§ Problem to work on:
Search the data below for the word "Time" and copy each line that holds it.

-- begin Provided data --

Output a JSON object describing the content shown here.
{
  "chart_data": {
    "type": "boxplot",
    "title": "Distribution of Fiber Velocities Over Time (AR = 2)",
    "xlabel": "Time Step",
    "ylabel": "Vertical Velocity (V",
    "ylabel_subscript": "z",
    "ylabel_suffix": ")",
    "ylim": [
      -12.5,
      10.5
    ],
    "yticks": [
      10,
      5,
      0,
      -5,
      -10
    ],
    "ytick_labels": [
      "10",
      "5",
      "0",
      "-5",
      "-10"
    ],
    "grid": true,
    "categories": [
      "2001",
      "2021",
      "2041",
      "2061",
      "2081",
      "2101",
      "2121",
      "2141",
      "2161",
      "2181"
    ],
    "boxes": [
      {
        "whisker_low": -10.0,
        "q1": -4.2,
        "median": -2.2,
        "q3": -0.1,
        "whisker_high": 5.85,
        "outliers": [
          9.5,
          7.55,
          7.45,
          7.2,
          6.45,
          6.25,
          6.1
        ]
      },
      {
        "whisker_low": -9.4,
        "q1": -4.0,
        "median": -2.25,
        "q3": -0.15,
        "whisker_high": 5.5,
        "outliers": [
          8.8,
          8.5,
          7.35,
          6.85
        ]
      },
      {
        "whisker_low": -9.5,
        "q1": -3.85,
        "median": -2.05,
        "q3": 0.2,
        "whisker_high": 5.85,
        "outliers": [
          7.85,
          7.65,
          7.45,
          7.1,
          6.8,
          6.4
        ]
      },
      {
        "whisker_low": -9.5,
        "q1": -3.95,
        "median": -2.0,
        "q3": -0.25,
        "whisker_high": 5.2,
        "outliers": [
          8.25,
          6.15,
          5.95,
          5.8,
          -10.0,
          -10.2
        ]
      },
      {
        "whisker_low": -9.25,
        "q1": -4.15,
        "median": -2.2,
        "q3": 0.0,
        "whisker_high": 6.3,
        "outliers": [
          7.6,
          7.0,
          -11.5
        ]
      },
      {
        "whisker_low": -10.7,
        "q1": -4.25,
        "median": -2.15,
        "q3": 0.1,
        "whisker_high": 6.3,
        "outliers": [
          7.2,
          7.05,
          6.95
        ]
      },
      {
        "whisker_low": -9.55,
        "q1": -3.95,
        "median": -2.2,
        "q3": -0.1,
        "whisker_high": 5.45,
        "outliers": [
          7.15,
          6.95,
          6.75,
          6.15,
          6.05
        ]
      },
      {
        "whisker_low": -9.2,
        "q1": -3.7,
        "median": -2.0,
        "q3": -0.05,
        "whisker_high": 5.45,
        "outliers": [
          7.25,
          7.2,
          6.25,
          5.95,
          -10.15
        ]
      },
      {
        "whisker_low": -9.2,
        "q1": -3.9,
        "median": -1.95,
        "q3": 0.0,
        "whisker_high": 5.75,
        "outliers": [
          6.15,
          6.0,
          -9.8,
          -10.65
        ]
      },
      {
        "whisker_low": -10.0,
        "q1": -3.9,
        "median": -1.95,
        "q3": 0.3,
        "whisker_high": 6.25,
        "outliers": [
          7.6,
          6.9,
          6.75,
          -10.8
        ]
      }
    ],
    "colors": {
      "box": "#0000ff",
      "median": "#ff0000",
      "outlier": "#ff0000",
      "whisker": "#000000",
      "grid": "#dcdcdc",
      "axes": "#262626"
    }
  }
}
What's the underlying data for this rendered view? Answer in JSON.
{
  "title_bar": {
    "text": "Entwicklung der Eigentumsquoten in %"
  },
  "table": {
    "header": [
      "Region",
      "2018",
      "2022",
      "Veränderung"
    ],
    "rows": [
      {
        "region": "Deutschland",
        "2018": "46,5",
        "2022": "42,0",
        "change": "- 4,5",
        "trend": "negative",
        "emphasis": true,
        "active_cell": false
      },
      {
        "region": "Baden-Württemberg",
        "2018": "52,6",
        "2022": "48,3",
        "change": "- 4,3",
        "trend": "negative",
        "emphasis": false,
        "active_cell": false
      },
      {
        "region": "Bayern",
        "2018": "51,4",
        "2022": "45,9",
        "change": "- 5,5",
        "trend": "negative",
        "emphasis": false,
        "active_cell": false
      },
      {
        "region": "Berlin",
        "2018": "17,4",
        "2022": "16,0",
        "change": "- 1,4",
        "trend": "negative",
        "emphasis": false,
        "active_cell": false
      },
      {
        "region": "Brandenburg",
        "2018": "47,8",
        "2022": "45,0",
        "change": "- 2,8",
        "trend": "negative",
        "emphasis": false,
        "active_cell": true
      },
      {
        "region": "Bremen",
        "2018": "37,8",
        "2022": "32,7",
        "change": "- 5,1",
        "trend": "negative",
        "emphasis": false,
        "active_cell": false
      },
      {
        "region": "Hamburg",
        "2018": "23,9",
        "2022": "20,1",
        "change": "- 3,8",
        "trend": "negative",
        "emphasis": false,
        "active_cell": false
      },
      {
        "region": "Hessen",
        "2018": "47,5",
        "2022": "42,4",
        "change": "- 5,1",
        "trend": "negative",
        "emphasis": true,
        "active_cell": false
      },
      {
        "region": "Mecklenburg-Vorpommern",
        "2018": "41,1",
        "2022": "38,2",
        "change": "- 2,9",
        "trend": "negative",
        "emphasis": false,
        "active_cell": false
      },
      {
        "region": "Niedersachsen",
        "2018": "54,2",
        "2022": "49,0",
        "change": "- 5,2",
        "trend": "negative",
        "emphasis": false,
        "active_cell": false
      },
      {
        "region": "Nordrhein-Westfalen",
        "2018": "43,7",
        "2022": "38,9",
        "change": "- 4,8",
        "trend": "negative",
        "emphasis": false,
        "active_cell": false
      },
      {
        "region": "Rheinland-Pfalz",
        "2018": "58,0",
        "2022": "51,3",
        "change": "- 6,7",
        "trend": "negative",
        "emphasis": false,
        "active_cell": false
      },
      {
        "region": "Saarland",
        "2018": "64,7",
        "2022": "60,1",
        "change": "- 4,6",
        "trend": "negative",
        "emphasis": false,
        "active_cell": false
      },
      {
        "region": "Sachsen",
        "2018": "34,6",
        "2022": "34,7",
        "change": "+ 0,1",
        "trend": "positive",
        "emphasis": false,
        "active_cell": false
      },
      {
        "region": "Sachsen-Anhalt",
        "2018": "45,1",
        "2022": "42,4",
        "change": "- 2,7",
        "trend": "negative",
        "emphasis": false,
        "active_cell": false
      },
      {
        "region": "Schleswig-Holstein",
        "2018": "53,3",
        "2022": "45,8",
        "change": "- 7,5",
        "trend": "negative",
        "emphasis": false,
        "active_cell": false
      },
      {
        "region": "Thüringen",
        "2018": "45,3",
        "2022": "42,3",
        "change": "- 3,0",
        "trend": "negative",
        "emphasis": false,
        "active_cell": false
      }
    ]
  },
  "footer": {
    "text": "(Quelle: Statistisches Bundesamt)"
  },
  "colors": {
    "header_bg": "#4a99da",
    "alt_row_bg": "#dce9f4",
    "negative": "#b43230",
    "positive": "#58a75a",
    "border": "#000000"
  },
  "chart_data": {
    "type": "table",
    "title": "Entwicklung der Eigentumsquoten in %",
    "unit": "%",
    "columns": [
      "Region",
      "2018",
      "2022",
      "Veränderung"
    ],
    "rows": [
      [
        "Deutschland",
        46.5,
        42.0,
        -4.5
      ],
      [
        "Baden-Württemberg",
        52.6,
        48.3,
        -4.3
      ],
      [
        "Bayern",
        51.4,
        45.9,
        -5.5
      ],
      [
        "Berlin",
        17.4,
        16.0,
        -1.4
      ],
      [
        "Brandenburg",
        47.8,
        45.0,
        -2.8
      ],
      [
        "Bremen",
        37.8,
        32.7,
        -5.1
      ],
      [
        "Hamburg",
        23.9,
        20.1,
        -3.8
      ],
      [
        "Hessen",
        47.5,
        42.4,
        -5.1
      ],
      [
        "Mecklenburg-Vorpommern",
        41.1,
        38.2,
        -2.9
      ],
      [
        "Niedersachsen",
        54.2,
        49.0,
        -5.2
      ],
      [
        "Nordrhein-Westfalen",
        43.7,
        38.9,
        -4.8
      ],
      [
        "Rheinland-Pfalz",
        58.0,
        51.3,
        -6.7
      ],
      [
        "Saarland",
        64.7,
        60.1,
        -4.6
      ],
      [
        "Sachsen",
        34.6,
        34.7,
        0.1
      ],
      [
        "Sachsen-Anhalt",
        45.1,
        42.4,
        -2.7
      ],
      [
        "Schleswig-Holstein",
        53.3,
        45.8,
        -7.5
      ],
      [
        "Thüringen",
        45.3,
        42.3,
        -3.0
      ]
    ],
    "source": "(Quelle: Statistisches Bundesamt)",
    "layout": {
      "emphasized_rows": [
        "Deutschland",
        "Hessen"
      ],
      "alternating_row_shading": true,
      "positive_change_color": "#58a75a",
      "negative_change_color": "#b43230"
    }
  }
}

-- end Provided data --

§ Response to this exercise:
    "title": "Distribution of Fiber Velocities Over Time (AR = 2)",
    "xlabel": "Time Step",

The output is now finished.